> [TO DO] Reproduce each line of the material precisely.

(Dataset excerpts)
#####

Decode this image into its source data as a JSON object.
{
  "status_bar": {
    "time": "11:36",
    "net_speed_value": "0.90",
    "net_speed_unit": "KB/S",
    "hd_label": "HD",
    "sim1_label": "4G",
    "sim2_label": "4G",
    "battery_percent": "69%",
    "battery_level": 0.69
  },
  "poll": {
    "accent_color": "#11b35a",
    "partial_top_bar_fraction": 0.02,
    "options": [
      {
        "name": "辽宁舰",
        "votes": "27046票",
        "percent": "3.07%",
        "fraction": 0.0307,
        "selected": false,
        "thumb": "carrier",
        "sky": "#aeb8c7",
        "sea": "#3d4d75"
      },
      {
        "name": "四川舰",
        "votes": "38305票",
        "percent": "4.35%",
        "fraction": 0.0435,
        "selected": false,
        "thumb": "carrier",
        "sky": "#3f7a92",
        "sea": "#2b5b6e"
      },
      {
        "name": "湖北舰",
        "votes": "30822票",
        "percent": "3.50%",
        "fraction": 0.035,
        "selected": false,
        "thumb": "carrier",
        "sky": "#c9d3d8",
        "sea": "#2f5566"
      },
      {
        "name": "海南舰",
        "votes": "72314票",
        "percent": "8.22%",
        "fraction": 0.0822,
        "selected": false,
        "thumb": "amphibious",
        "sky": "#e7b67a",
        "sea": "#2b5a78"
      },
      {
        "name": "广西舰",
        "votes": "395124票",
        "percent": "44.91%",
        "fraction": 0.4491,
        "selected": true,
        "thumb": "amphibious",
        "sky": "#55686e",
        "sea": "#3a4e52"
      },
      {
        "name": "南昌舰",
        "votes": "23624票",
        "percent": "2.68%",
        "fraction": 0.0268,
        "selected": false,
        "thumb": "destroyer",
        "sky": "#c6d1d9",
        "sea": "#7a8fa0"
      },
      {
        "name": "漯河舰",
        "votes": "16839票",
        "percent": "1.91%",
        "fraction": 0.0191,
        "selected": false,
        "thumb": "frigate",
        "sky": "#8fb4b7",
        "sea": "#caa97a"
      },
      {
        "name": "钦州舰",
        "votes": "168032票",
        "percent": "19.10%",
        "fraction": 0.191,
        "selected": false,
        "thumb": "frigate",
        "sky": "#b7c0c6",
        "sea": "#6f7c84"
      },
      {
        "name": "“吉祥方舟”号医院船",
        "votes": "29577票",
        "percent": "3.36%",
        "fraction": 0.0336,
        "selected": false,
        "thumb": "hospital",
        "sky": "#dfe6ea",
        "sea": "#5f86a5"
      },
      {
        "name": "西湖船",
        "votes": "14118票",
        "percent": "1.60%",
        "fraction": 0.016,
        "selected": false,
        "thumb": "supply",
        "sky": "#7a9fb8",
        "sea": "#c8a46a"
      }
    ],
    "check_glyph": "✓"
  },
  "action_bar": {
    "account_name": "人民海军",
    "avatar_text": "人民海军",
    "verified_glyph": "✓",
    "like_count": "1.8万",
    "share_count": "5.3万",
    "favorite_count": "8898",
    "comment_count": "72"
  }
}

#####

> [FINAL RESULT]
Decode this image into its source data as a JSON object.
{
  "status_bar": {
    "time": "11:36",
    "net_speed_value": "0.90",
    "net_speed_unit": "KB/S",
    "hd_label": "HD",
    "sim1_label": "4G",
    "sim2_label": "4G",
    "battery_percent": "69%",
    "battery_level": 0.69
  },
  "poll": {
    "accent_color": "#11b35a",
    "partial_top_bar_fraction": 0.02,
    "options": [
      {
        "name": "辽宁舰",
        "votes": "27046票",
        "percent": "3.07%",
        "fraction": 0.0307,
        "selected": false,
        "thumb": "carrier",
        "sky": "#aeb8c7",
        "sea": "#3d4d75"
      },
      {
        "name": "四川舰",
        "votes": "38305票",
        "percent": "4.35%",
        "fraction": 0.0435,
        "selected": false,
        "thumb": "carrier",
        "sky": "#3f7a92",
        "sea": "#2b5b6e"
      },
      {
        "name": "湖北舰",
        "votes": "30822票",
        "percent": "3.50%",
        "fraction": 0.035,
        "selected": false,
        "thumb": "carrier",
        "sky": "#c9d3d8",
        "sea": "#2f5566"
      },
      {
        "name": "海南舰",
        "votes": "72314票",
        "percent": "8.22%",
        "fraction": 0.0822,
        "selected": false,
        "thumb": "amphibious",
        "sky": "#e7b67a",
        "sea": "#2b5a78"
      },
      {
        "name": "广西舰",
        "votes": "395124票",
        "percent": "44.91%",
        "fraction": 0.4491,
        "selected": true,
        "thumb": "amphibious",
        "sky": "#55686e",
        "sea": "#3a4e52"
      },
      {
        "name": "南昌舰",
        "votes": "23624票",
        "percent": "2.68%",
        "fraction": 0.0268,
        "selected": false,
        "thumb": "destroyer",
        "sky": "#c6d1d9",
        "sea": "#7a8fa0"
      },
      {
        "name": "漯河舰",
        "votes": "16839票",
        "percent": "1.91%",
        "fraction": 0.0191,
        "selected": false,
        "thumb": "frigate",
        "sky": "#8fb4b7",
        "sea": "#caa97a"
      },
      {
        "name": "钦州舰",
        "votes": "168032票",
        "percent": "19.10%",
        "fraction": 0.191,
        "selected": false,
        "thumb": "frigate",
        "sky": "#b7c0c6",
        "sea": "#6f7c84"
      },
      {
        "name": "“吉祥方舟”号医院船",
        "votes": "29577票",
        "percent": "3.36%",
        "fraction": 0.0336,
        "selected": false,
        "thumb": "hospital",
        "sky": "#dfe6ea",
        "sea": "#5f86a5"
      },
      {
        "name": "西湖船",
        "votes": "14118票",
        "percent": "1.60%",
        "fraction": 0.016,
        "selected": false,
        "thumb": "supply",
        "sky": "#7a9fb8",
        "sea": "#c8a46a"
      }
    ],
    "check_glyph": "✓"
  },
  "action_bar": {
    "account_name": "人民海军",
    "avatar_text": "人民海军",
    "verified_glyph": "✓",
    "like_count": "1.8万",
    "share_count": "5.3万",
    "favorite_count": "8898",
    "comment_count": "72"
  }
}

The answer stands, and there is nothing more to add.